* REQUEST: Each line containing the word "бежевый" should be found and copied.

** START DATASET CONTENT **

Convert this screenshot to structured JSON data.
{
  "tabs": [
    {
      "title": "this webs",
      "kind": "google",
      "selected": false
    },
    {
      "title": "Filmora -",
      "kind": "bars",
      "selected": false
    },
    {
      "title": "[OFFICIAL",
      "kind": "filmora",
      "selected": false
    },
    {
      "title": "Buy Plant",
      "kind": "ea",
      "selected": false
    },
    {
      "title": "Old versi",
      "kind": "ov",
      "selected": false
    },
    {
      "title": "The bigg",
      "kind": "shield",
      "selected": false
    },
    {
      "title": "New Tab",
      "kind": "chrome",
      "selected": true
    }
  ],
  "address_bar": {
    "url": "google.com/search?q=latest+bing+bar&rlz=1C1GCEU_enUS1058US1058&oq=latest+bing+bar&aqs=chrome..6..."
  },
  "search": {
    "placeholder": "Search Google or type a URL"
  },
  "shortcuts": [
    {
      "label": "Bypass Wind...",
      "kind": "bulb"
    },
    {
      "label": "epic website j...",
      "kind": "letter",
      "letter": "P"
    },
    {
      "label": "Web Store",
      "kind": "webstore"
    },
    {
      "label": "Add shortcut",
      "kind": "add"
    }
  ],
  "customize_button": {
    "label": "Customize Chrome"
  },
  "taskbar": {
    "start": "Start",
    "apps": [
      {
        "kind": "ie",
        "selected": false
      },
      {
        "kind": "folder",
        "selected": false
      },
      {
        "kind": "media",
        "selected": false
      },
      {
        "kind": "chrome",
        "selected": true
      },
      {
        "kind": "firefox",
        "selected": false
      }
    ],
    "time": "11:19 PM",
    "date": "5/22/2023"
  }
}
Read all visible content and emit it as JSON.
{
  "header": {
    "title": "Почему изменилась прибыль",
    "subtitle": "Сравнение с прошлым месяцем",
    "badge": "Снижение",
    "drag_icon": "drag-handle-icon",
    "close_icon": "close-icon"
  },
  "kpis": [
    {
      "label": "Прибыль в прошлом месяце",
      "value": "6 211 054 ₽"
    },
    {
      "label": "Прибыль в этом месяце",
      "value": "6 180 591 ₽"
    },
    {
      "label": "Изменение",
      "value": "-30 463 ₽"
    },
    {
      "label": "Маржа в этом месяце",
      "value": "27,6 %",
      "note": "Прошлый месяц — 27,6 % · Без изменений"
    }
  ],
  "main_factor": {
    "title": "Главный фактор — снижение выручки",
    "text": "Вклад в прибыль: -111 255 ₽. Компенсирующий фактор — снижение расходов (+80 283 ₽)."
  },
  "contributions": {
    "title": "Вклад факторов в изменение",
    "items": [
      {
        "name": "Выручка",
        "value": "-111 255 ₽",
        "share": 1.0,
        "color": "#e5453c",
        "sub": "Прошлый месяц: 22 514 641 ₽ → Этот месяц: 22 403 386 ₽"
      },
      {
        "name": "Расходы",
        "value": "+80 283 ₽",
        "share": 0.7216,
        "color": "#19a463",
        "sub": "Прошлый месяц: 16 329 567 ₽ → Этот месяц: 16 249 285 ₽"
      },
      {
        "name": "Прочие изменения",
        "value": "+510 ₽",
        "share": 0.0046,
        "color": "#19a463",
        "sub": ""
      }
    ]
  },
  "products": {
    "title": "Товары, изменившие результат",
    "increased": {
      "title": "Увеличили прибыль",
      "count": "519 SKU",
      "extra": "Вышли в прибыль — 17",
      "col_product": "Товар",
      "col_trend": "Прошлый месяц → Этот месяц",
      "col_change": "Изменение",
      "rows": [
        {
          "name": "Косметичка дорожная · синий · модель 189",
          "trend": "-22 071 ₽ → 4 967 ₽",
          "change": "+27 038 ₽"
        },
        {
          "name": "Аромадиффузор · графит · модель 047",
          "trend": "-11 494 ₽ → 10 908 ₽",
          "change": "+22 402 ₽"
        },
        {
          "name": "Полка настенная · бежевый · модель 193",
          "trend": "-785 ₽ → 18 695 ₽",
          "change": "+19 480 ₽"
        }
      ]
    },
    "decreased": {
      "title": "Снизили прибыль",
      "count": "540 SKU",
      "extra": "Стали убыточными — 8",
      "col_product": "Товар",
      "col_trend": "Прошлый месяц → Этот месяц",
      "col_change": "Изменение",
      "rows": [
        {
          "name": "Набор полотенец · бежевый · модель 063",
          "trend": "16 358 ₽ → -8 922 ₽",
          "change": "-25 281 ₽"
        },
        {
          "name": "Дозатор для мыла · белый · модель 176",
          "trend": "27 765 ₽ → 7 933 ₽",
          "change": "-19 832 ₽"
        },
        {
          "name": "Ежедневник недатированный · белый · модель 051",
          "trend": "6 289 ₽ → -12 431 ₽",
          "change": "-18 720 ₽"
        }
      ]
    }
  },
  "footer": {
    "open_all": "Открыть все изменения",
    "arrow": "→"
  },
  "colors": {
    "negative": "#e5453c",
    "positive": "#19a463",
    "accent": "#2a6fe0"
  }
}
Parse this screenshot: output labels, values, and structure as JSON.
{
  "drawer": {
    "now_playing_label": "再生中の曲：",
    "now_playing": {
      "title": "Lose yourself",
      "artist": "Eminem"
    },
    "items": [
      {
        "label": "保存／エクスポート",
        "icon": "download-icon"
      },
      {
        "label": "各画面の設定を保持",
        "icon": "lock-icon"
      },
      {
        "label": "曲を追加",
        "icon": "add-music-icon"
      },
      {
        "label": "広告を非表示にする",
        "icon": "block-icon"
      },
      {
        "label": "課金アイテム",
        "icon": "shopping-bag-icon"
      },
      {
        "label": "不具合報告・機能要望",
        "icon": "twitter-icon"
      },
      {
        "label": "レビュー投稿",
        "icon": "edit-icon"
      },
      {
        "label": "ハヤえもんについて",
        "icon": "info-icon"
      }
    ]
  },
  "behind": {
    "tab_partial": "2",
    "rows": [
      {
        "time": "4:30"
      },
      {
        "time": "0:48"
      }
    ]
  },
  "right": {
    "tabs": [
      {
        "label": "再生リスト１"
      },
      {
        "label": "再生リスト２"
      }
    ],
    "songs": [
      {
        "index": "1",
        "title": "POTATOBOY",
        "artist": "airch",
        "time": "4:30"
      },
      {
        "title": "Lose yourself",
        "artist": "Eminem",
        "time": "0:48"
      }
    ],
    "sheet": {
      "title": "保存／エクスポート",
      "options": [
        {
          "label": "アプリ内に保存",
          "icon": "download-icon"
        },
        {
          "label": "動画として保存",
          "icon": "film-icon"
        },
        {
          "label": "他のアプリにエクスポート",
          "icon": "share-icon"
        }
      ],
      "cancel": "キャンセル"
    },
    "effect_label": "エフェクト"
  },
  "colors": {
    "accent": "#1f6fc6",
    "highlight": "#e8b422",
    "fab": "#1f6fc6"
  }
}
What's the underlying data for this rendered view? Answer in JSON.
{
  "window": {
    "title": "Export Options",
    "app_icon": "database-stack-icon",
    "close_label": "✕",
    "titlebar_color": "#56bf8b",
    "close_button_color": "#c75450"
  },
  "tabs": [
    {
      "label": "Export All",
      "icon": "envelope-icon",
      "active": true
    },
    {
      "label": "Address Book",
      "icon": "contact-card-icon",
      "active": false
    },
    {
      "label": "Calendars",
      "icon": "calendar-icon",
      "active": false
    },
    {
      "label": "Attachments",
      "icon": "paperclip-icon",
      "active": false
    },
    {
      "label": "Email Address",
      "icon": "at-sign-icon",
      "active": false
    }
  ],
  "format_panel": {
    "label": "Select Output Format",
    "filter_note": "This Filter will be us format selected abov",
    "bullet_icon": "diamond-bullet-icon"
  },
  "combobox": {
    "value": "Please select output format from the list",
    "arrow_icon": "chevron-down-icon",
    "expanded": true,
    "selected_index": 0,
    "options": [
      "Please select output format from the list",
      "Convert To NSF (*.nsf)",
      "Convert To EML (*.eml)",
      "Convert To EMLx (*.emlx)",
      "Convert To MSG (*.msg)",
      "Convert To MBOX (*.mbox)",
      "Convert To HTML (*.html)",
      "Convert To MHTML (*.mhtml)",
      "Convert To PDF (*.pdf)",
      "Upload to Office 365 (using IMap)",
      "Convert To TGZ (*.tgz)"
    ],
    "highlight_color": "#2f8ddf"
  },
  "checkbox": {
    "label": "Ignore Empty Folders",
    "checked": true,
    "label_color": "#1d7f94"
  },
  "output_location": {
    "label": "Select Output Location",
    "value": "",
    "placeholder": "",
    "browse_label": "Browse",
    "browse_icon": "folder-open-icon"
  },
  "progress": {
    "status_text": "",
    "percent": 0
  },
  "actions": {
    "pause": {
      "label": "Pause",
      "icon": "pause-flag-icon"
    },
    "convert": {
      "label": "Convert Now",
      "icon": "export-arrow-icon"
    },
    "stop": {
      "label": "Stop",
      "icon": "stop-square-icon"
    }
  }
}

** END DATASET CONTENT **

* FINISHED ANSWER:
          "name": "Полка настенная · бежевый · модель 193",
          "name": "Набор полотенец · бежевый · модель 063",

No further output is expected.